[TASK GOAL]:
Restate each line of the listing exactly, without carrying over any pictures.

Collected data entries:
•••••
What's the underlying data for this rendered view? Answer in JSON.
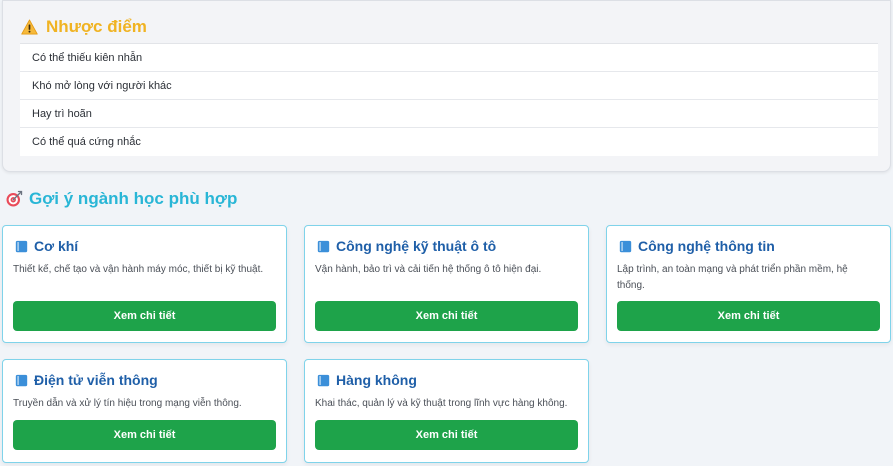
{
  "weaknesses": {
    "title": "Nhược điểm",
    "icon": "warning-icon",
    "items": [
      "Có thể thiếu kiên nhẫn",
      "Khó mở lòng với người khác",
      "Hay trì hoãn",
      "Có thể quá cứng nhắc"
    ]
  },
  "suggestions": {
    "title": "Gợi ý ngành học phù hợp",
    "icon": "target-icon",
    "button_label": "Xem chi tiết",
    "cards": [
      {
        "icon": "book-icon",
        "title": "Cơ khí",
        "desc": "Thiết kế, chế tạo và vận hành máy móc, thiết bị kỹ thuật."
      },
      {
        "icon": "book-icon",
        "title": "Công nghệ kỹ thuật ô tô",
        "desc": "Vận hành, bảo trì và cải tiến hệ thống ô tô hiện đại."
      },
      {
        "icon": "book-icon",
        "title": "Công nghệ thông tin",
        "desc": "Lập trình, an toàn mạng và phát triển phần mềm, hệ thống."
      },
      {
        "icon": "book-icon",
        "title": "Điện tử viễn thông",
        "desc": "Truyền dẫn và xử lý tín hiệu trong mạng viễn thông."
      },
      {
        "icon": "book-icon",
        "title": "Hàng không",
        "desc": "Khai thác, quản lý và kỹ thuật trong lĩnh vực hàng không."
      }
    ]
  },
  "colors": {
    "warning_title": "#f0b323",
    "section_title": "#29b6d6",
    "card_title": "#1f5fa8",
    "card_border": "#7fd3ea",
    "button_bg": "#1ea34a"
  }
}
•••••
[EXPECTED ANSWER]:
What's the underlying data for this rendered view? Answer in JSON.
{
  "weaknesses": {
    "title": "Nhược điểm",
    "icon": "warning-icon",
    "items": [
      "Có thể thiếu kiên nhẫn",
      "Khó mở lòng với người khác",
      "Hay trì hoãn",
      "Có thể quá cứng nhắc"
    ]
  },
  "suggestions": {
    "title": "Gợi ý ngành học phù hợp",
    "icon": "target-icon",
    "button_label": "Xem chi tiết",
    "cards": [
      {
        "icon": "book-icon",
        "title": "Cơ khí",
        "desc": "Thiết kế, chế tạo và vận hành máy móc, thiết bị kỹ thuật."
      },
      {
        "icon": "book-icon",
        "title": "Công nghệ kỹ thuật ô tô",
        "desc": "Vận hành, bảo trì và cải tiến hệ thống ô tô hiện đại."
      },
      {
        "icon": "book-icon",
        "title": "Công nghệ thông tin",
        "desc": "Lập trình, an toàn mạng và phát triển phần mềm, hệ thống."
      },
      {
        "icon": "book-icon",
        "title": "Điện tử viễn thông",
        "desc": "Truyền dẫn và xử lý tín hiệu trong mạng viễn thông."
      },
      {
        "icon": "book-icon",
        "title": "Hàng không",
        "desc": "Khai thác, quản lý và kỹ thuật trong lĩnh vực hàng không."
      }
    ]
  },
  "colors": {
    "warning_title": "#f0b323",
    "section_title": "#29b6d6",
    "card_title": "#1f5fa8",
    "card_border": "#7fd3ea",
    "button_bg": "#1ea34a"
  }
}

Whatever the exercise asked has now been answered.